(Dataset entries)
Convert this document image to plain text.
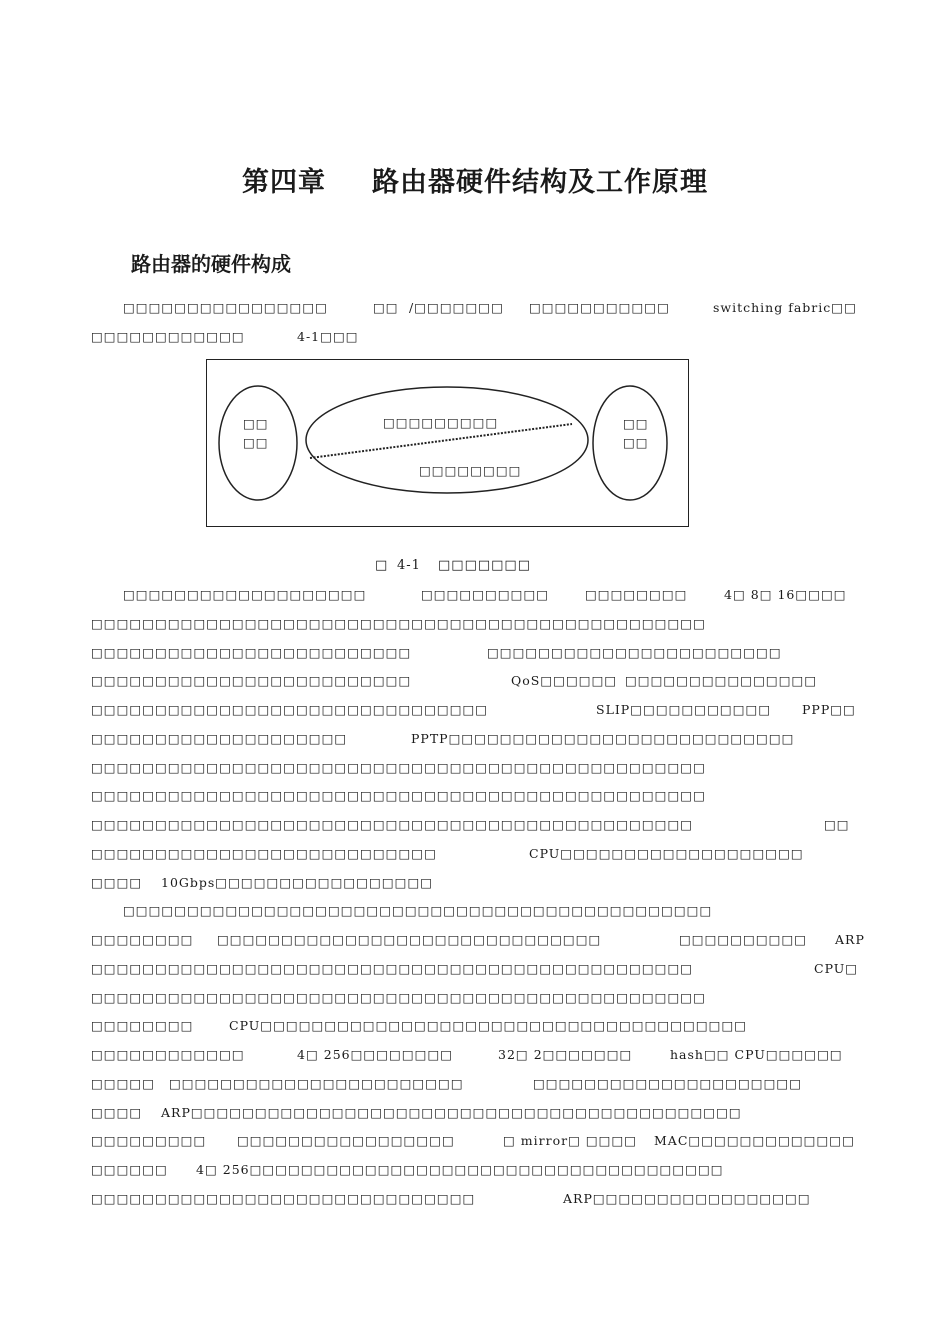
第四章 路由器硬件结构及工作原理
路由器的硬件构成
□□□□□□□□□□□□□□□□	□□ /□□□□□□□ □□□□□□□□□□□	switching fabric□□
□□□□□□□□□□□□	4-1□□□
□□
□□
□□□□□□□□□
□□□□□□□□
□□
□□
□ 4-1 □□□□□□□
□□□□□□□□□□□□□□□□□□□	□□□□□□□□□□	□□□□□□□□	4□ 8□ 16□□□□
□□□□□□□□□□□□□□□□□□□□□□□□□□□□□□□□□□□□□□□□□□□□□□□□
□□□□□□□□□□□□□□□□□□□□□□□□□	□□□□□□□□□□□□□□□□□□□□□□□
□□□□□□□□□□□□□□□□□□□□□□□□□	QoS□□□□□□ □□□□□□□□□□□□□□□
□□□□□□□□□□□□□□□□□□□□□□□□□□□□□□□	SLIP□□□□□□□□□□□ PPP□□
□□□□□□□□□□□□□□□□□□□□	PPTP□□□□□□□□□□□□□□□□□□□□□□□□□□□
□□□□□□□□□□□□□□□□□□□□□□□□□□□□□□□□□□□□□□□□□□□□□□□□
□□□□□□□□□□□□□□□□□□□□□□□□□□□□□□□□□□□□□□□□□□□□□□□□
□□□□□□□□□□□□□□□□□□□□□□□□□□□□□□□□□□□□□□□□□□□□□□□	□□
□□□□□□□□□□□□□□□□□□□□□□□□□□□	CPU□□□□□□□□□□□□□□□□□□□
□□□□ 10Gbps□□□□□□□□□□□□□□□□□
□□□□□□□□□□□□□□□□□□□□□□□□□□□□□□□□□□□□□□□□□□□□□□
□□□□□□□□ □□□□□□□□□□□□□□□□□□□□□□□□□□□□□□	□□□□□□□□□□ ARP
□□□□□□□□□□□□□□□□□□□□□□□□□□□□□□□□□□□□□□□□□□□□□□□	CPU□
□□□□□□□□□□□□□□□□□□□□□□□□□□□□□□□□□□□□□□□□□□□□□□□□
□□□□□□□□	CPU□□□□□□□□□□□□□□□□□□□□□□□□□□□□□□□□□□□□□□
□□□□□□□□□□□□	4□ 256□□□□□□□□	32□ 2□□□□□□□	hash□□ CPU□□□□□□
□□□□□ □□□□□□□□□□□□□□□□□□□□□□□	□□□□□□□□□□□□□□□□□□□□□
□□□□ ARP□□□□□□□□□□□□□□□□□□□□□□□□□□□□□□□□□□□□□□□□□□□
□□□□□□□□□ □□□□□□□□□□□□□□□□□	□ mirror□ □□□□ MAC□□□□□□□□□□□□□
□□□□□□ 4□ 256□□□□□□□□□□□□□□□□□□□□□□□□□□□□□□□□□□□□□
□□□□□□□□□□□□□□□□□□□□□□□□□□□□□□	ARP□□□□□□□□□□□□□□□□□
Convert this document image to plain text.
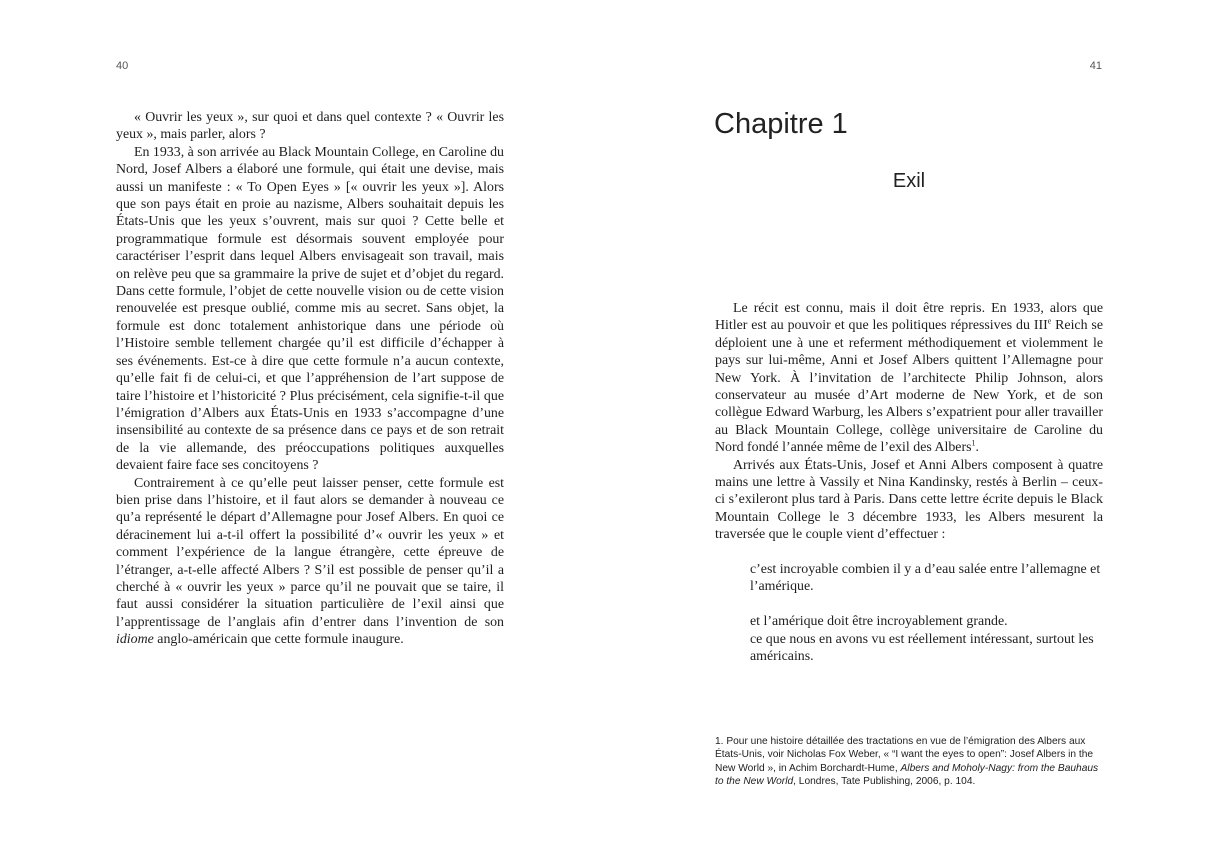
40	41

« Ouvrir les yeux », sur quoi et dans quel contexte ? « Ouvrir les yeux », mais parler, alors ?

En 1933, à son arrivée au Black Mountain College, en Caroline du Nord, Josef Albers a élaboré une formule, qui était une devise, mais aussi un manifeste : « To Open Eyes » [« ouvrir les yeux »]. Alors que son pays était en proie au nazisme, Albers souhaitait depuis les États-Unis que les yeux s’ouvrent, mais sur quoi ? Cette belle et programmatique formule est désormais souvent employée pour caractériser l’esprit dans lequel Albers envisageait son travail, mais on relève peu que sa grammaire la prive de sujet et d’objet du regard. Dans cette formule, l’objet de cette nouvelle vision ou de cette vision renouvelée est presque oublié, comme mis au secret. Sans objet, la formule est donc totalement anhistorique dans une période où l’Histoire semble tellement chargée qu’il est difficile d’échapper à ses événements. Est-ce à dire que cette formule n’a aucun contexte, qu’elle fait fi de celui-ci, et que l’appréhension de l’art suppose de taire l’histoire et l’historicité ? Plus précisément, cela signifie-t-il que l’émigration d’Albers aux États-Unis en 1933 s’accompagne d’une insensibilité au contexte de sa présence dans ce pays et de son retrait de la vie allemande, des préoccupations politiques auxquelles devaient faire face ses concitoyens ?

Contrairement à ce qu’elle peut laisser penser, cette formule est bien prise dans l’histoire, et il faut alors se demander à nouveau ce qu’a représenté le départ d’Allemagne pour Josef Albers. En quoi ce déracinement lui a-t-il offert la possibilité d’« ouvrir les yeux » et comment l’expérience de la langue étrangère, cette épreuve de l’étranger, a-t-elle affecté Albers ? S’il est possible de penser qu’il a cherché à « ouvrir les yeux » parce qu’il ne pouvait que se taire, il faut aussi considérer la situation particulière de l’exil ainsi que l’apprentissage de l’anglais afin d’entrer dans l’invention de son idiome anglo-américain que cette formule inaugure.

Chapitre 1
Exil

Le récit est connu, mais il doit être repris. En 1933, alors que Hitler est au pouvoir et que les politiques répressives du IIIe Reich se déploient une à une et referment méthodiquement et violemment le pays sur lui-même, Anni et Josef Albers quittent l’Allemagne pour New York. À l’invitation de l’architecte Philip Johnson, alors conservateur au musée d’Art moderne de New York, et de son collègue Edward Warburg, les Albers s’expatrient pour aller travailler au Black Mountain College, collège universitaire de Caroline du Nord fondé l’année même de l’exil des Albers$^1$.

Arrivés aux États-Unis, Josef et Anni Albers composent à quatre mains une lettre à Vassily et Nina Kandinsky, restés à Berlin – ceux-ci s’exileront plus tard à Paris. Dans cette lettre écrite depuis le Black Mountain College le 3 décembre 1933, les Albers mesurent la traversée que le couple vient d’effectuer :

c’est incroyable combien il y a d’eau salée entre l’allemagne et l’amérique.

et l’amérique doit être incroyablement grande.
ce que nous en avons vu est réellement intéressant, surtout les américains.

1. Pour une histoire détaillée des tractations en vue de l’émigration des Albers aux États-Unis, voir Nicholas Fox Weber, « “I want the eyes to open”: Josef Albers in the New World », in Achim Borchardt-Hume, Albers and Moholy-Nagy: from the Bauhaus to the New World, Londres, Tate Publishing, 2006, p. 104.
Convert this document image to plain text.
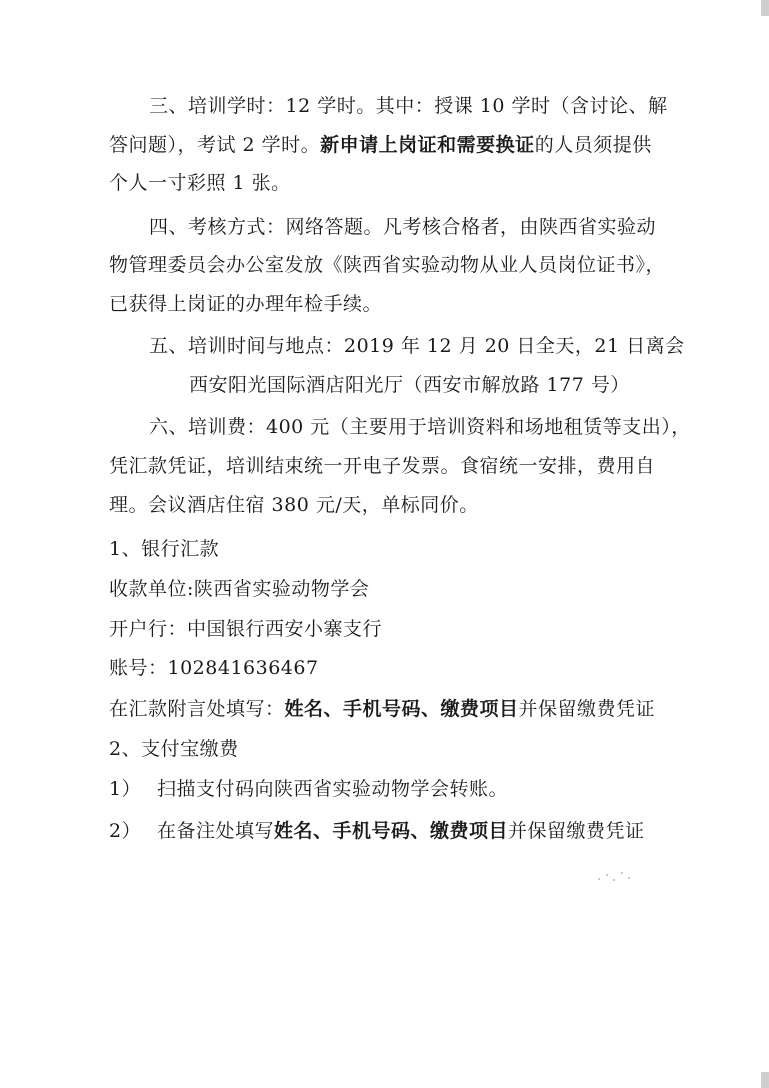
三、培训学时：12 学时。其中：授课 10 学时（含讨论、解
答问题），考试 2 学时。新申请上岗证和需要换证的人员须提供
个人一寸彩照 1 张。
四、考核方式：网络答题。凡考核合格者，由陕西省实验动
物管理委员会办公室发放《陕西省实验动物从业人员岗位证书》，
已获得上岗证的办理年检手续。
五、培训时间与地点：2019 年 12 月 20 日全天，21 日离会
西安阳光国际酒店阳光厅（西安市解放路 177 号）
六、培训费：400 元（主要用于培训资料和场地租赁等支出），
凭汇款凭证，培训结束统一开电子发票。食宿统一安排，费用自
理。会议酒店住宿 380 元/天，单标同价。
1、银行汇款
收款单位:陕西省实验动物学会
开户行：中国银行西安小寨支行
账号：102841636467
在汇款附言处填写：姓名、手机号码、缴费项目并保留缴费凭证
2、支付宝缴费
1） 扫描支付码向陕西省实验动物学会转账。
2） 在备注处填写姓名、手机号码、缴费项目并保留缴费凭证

- Exercise directions -
Make an exact copy of all entries above, dropping the images.

- Solved problem -
Convert this document image to plain text.
第四章 路由器硬件结构及工作原理
路由器的硬件构成
□□□□□□□□□□□□□□□□	□□ /□□□□□□□ □□□□□□□□□□□	switching fabric□□
□□□□□□□□□□□□	4-1□□□
□□
□□
□□□□□□□□□
□□□□□□□□
□□
□□
□ 4-1 □□□□□□□
□□□□□□□□□□□□□□□□□□□	□□□□□□□□□□	□□□□□□□□	4□ 8□ 16□□□□
□□□□□□□□□□□□□□□□□□□□□□□□□□□□□□□□□□□□□□□□□□□□□□□□
□□□□□□□□□□□□□□□□□□□□□□□□□	□□□□□□□□□□□□□□□□□□□□□□□
□□□□□□□□□□□□□□□□□□□□□□□□□	QoS□□□□□□ □□□□□□□□□□□□□□□
□□□□□□□□□□□□□□□□□□□□□□□□□□□□□□□	SLIP□□□□□□□□□□□ PPP□□
□□□□□□□□□□□□□□□□□□□□	PPTP□□□□□□□□□□□□□□□□□□□□□□□□□□□
□□□□□□□□□□□□□□□□□□□□□□□□□□□□□□□□□□□□□□□□□□□□□□□□
□□□□□□□□□□□□□□□□□□□□□□□□□□□□□□□□□□□□□□□□□□□□□□□□
□□□□□□□□□□□□□□□□□□□□□□□□□□□□□□□□□□□□□□□□□□□□□□□	□□
□□□□□□□□□□□□□□□□□□□□□□□□□□□	CPU□□□□□□□□□□□□□□□□□□□
□□□□ 10Gbps□□□□□□□□□□□□□□□□□
□□□□□□□□□□□□□□□□□□□□□□□□□□□□□□□□□□□□□□□□□□□□□□
□□□□□□□□ □□□□□□□□□□□□□□□□□□□□□□□□□□□□□□	□□□□□□□□□□ ARP
□□□□□□□□□□□□□□□□□□□□□□□□□□□□□□□□□□□□□□□□□□□□□□□	CPU□
□□□□□□□□□□□□□□□□□□□□□□□□□□□□□□□□□□□□□□□□□□□□□□□□
□□□□□□□□	CPU□□□□□□□□□□□□□□□□□□□□□□□□□□□□□□□□□□□□□□
□□□□□□□□□□□□	4□ 256□□□□□□□□	32□ 2□□□□□□□	hash□□ CPU□□□□□□
□□□□□ □□□□□□□□□□□□□□□□□□□□□□□	□□□□□□□□□□□□□□□□□□□□□
□□□□ ARP□□□□□□□□□□□□□□□□□□□□□□□□□□□□□□□□□□□□□□□□□□□
□□□□□□□□□ □□□□□□□□□□□□□□□□□	□ mirror□ □□□□ MAC□□□□□□□□□□□□□
□□□□□□ 4□ 256□□□□□□□□□□□□□□□□□□□□□□□□□□□□□□□□□□□□□
□□□□□□□□□□□□□□□□□□□□□□□□□□□□□□	ARP□□□□□□□□□□□□□□□□□
Convert this document image to plain text.
40	41

« Ouvrir les yeux », sur quoi et dans quel contexte ? « Ouvrir les yeux », mais parler, alors ?

En 1933, à son arrivée au Black Mountain College, en Caroline du Nord, Josef Albers a élaboré une formule, qui était une devise, mais aussi un manifeste : « To Open Eyes » [« ouvrir les yeux »]. Alors que son pays était en proie au nazisme, Albers souhaitait depuis les États-Unis que les yeux s’ouvrent, mais sur quoi ? Cette belle et programmatique formule est désormais souvent employée pour caractériser l’esprit dans lequel Albers envisageait son travail, mais on relève peu que sa grammaire la prive de sujet et d’objet du regard. Dans cette formule, l’objet de cette nouvelle vision ou de cette vision renouvelée est presque oublié, comme mis au secret. Sans objet, la formule est donc totalement anhistorique dans une période où l’Histoire semble tellement chargée qu’il est difficile d’échapper à ses événements. Est-ce à dire que cette formule n’a aucun contexte, qu’elle fait fi de celui-ci, et que l’appréhension de l’art suppose de taire l’histoire et l’historicité ? Plus précisément, cela signifie-t-il que l’émigration d’Albers aux États-Unis en 1933 s’accompagne d’une insensibilité au contexte de sa présence dans ce pays et de son retrait de la vie allemande, des préoccupations politiques auxquelles devaient faire face ses concitoyens ?

Contrairement à ce qu’elle peut laisser penser, cette formule est bien prise dans l’histoire, et il faut alors se demander à nouveau ce qu’a représenté le départ d’Allemagne pour Josef Albers. En quoi ce déracinement lui a-t-il offert la possibilité d’« ouvrir les yeux » et comment l’expérience de la langue étrangère, cette épreuve de l’étranger, a-t-elle affecté Albers ? S’il est possible de penser qu’il a cherché à « ouvrir les yeux » parce qu’il ne pouvait que se taire, il faut aussi considérer la situation particulière de l’exil ainsi que l’apprentissage de l’anglais afin d’entrer dans l’invention de son idiome anglo-américain que cette formule inaugure.

Chapitre 1
Exil

Le récit est connu, mais il doit être repris. En 1933, alors que Hitler est au pouvoir et que les politiques répressives du IIIe Reich se déploient une à une et referment méthodiquement et violemment le pays sur lui-même, Anni et Josef Albers quittent l’Allemagne pour New York. À l’invitation de l’architecte Philip Johnson, alors conservateur au musée d’Art moderne de New York, et de son collègue Edward Warburg, les Albers s’expatrient pour aller travailler au Black Mountain College, collège universitaire de Caroline du Nord fondé l’année même de l’exil des Albers$^1$.

Arrivés aux États-Unis, Josef et Anni Albers composent à quatre mains une lettre à Vassily et Nina Kandinsky, restés à Berlin – ceux-ci s’exileront plus tard à Paris. Dans cette lettre écrite depuis le Black Mountain College le 3 décembre 1933, les Albers mesurent la traversée que le couple vient d’effectuer :

c’est incroyable combien il y a d’eau salée entre l’allemagne et l’amérique.

et l’amérique doit être incroyablement grande.
ce que nous en avons vu est réellement intéressant, surtout les américains.

1. Pour une histoire détaillée des tractations en vue de l’émigration des Albers aux États-Unis, voir Nicholas Fox Weber, « “I want the eyes to open”: Josef Albers in the New World », in Achim Borchardt-Hume, Albers and Moholy-Nagy: from the Bauhaus to the New World, Londres, Tate Publishing, 2006, p. 104.
Convert this document image to plain text.
三、培训学时：12 学时。其中：授课 10 学时（含讨论、解
答问题），考试 2 学时。新申请上岗证和需要换证的人员须提供
个人一寸彩照 1 张。
四、考核方式：网络答题。凡考核合格者，由陕西省实验动
物管理委员会办公室发放《陕西省实验动物从业人员岗位证书》，
已获得上岗证的办理年检手续。
五、培训时间与地点：2019 年 12 月 20 日全天，21 日离会
西安阳光国际酒店阳光厅（西安市解放路 177 号）
六、培训费：400 元（主要用于培训资料和场地租赁等支出），
凭汇款凭证，培训结束统一开电子发票。食宿统一安排，费用自
理。会议酒店住宿 380 元/天，单标同价。
1、银行汇款
收款单位:陕西省实验动物学会
开户行：中国银行西安小寨支行
账号：102841636467
在汇款附言处填写：姓名、手机号码、缴费项目并保留缴费凭证
2、支付宝缴费
1） 扫描支付码向陕西省实验动物学会转账。
2） 在备注处填写姓名、手机号码、缴费项目并保留缴费凭证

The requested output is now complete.